**Exercise brief:** Every record should be written out exactly, please.

·····

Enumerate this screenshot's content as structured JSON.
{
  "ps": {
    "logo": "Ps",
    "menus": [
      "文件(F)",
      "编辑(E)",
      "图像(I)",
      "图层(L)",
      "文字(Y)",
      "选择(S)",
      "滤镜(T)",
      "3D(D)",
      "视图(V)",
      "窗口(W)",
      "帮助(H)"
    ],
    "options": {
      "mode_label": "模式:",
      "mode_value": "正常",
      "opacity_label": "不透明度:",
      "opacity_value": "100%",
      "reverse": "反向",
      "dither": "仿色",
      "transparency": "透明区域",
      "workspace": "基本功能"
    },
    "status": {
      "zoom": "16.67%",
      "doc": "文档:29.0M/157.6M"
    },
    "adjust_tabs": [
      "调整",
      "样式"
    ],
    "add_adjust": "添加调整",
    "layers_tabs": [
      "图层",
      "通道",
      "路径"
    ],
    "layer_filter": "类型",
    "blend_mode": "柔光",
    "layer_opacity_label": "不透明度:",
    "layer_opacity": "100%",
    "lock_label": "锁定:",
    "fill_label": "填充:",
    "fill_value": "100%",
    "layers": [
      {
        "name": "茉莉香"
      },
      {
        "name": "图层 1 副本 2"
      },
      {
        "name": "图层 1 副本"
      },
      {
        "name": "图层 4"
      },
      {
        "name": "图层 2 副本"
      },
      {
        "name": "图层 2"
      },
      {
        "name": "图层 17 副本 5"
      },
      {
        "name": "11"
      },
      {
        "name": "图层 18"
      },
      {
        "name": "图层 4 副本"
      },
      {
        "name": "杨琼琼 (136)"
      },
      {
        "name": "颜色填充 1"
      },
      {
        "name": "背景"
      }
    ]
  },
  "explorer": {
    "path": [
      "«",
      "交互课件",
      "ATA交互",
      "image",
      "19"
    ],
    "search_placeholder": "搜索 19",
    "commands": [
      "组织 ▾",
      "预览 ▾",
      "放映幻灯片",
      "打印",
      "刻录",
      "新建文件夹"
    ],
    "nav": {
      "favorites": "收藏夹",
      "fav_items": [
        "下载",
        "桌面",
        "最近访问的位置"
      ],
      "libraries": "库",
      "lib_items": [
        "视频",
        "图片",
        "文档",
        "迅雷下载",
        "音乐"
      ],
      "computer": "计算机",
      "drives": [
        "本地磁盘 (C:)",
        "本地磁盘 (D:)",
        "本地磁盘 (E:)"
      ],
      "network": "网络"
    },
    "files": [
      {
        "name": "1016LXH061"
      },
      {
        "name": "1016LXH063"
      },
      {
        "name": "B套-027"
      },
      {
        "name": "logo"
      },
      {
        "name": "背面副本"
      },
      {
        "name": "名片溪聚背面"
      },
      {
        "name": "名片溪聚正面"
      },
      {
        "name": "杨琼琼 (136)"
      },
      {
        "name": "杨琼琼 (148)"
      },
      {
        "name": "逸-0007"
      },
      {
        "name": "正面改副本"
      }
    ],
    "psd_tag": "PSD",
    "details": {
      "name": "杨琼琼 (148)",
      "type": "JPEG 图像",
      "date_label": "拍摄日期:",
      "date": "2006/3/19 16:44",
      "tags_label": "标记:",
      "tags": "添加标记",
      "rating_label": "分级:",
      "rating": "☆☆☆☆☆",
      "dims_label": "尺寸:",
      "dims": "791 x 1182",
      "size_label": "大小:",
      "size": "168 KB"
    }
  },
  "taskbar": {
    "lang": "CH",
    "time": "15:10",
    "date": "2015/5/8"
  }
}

·····

**Result of this exercise:**
Enumerate this screenshot's content as structured JSON.
{
  "ps": {
    "logo": "Ps",
    "menus": [
      "文件(F)",
      "编辑(E)",
      "图像(I)",
      "图层(L)",
      "文字(Y)",
      "选择(S)",
      "滤镜(T)",
      "3D(D)",
      "视图(V)",
      "窗口(W)",
      "帮助(H)"
    ],
    "options": {
      "mode_label": "模式:",
      "mode_value": "正常",
      "opacity_label": "不透明度:",
      "opacity_value": "100%",
      "reverse": "反向",
      "dither": "仿色",
      "transparency": "透明区域",
      "workspace": "基本功能"
    },
    "status": {
      "zoom": "16.67%",
      "doc": "文档:29.0M/157.6M"
    },
    "adjust_tabs": [
      "调整",
      "样式"
    ],
    "add_adjust": "添加调整",
    "layers_tabs": [
      "图层",
      "通道",
      "路径"
    ],
    "layer_filter": "类型",
    "blend_mode": "柔光",
    "layer_opacity_label": "不透明度:",
    "layer_opacity": "100%",
    "lock_label": "锁定:",
    "fill_label": "填充:",
    "fill_value": "100%",
    "layers": [
      {
        "name": "茉莉香"
      },
      {
        "name": "图层 1 副本 2"
      },
      {
        "name": "图层 1 副本"
      },
      {
        "name": "图层 4"
      },
      {
        "name": "图层 2 副本"
      },
      {
        "name": "图层 2"
      },
      {
        "name": "图层 17 副本 5"
      },
      {
        "name": "11"
      },
      {
        "name": "图层 18"
      },
      {
        "name": "图层 4 副本"
      },
      {
        "name": "杨琼琼 (136)"
      },
      {
        "name": "颜色填充 1"
      },
      {
        "name": "背景"
      }
    ]
  },
  "explorer": {
    "path": [
      "«",
      "交互课件",
      "ATA交互",
      "image",
      "19"
    ],
    "search_placeholder": "搜索 19",
    "commands": [
      "组织 ▾",
      "预览 ▾",
      "放映幻灯片",
      "打印",
      "刻录",
      "新建文件夹"
    ],
    "nav": {
      "favorites": "收藏夹",
      "fav_items": [
        "下载",
        "桌面",
        "最近访问的位置"
      ],
      "libraries": "库",
      "lib_items": [
        "视频",
        "图片",
        "文档",
        "迅雷下载",
        "音乐"
      ],
      "computer": "计算机",
      "drives": [
        "本地磁盘 (C:)",
        "本地磁盘 (D:)",
        "本地磁盘 (E:)"
      ],
      "network": "网络"
    },
    "files": [
      {
        "name": "1016LXH061"
      },
      {
        "name": "1016LXH063"
      },
      {
        "name": "B套-027"
      },
      {
        "name": "logo"
      },
      {
        "name": "背面副本"
      },
      {
        "name": "名片溪聚背面"
      },
      {
        "name": "名片溪聚正面"
      },
      {
        "name": "杨琼琼 (136)"
      },
      {
        "name": "杨琼琼 (148)"
      },
      {
        "name": "逸-0007"
      },
      {
        "name": "正面改副本"
      }
    ],
    "psd_tag": "PSD",
    "details": {
      "name": "杨琼琼 (148)",
      "type": "JPEG 图像",
      "date_label": "拍摄日期:",
      "date": "2006/3/19 16:44",
      "tags_label": "标记:",
      "tags": "添加标记",
      "rating_label": "分级:",
      "rating": "☆☆☆☆☆",
      "dims_label": "尺寸:",
      "dims": "791 x 1182",
      "size_label": "大小:",
      "size": "168 KB"
    }
  },
  "taskbar": {
    "lang": "CH",
    "time": "15:10",
    "date": "2015/5/8"
  }
}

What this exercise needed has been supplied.